→ Set task: Answer with nothing but a number: how many lines include the word "Circle"?

→ Records for this task:
# # # # # # #

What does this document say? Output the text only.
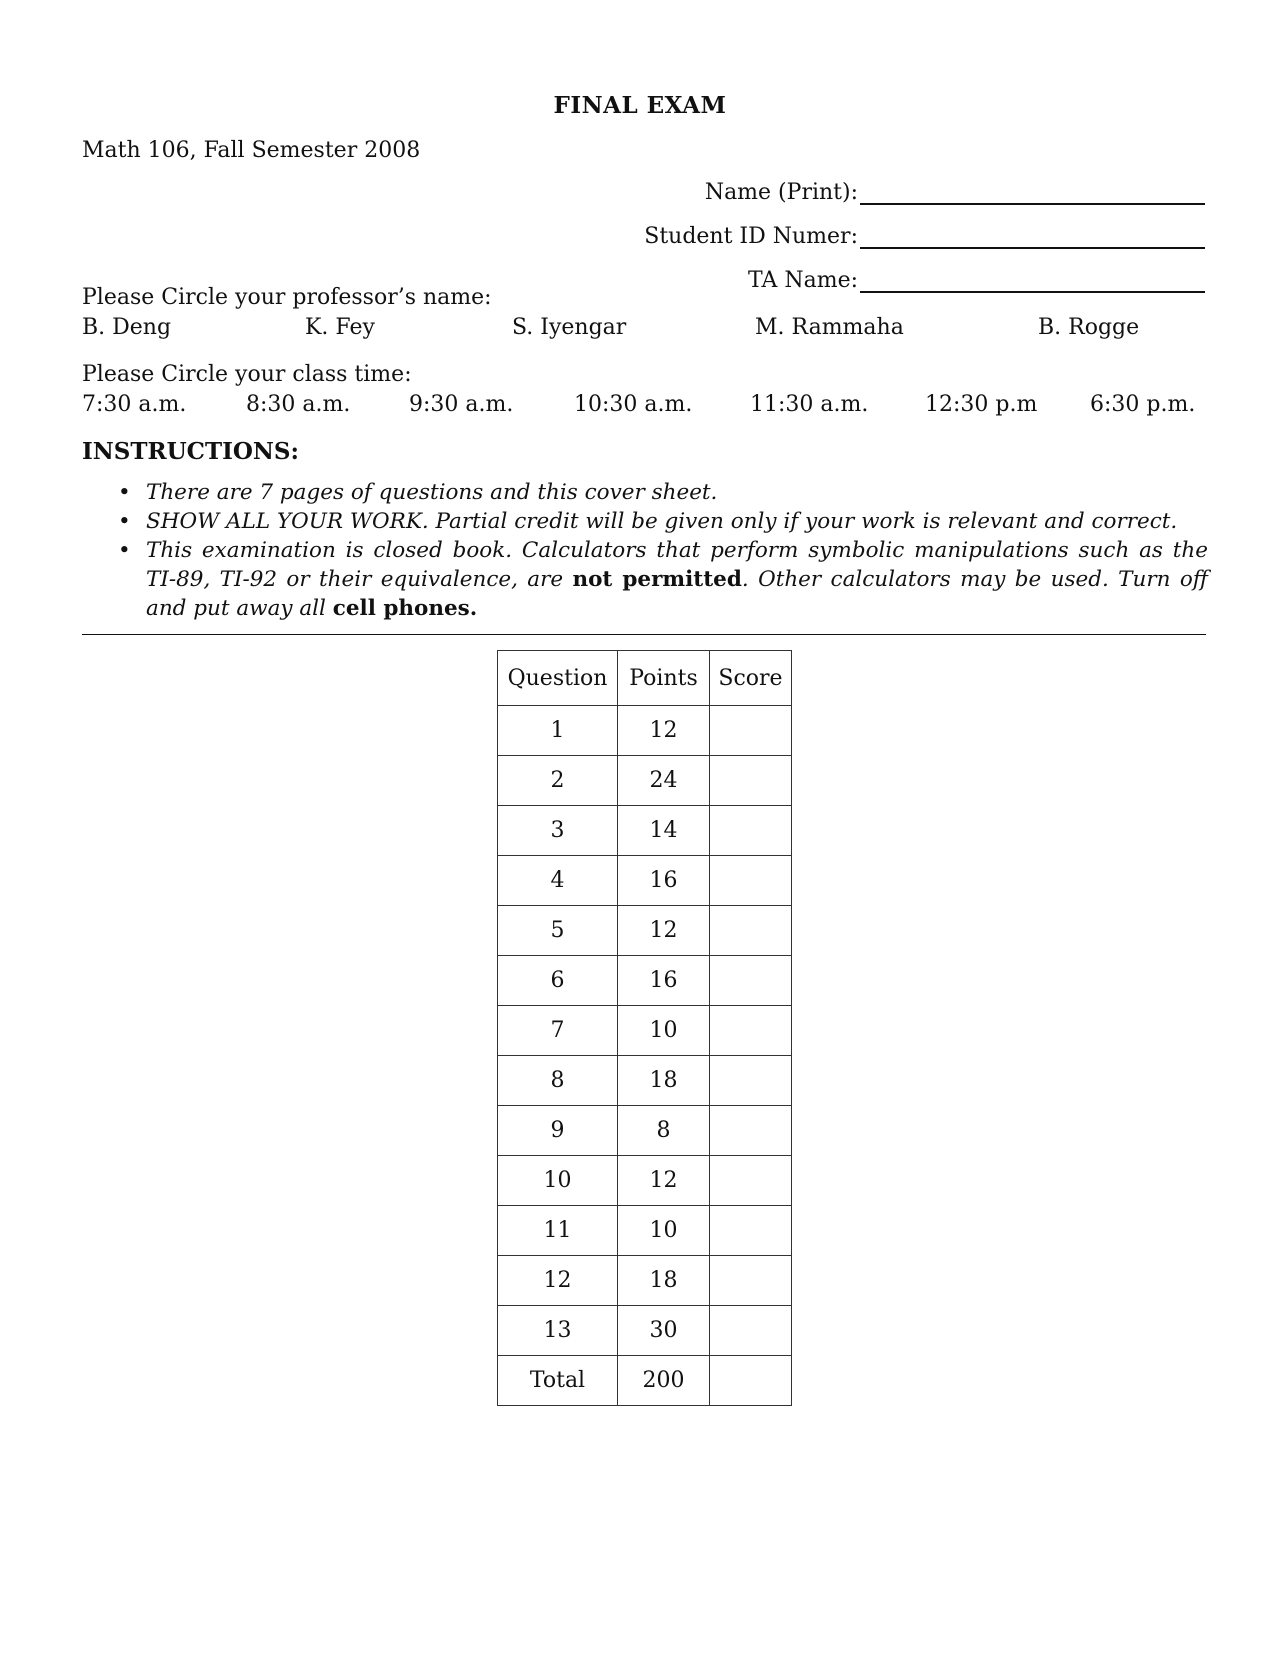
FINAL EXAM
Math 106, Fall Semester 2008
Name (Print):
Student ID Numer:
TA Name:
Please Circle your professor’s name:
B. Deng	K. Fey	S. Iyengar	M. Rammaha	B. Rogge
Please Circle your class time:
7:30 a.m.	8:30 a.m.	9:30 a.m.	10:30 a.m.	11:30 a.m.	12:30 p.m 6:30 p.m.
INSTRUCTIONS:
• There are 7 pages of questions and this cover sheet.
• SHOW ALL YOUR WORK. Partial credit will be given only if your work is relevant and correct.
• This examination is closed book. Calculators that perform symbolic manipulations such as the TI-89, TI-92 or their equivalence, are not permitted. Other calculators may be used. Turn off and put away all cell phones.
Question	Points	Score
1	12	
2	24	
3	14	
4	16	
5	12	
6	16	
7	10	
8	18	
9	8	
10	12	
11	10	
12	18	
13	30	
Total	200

# # # # # # #

→ Completed exercise: 2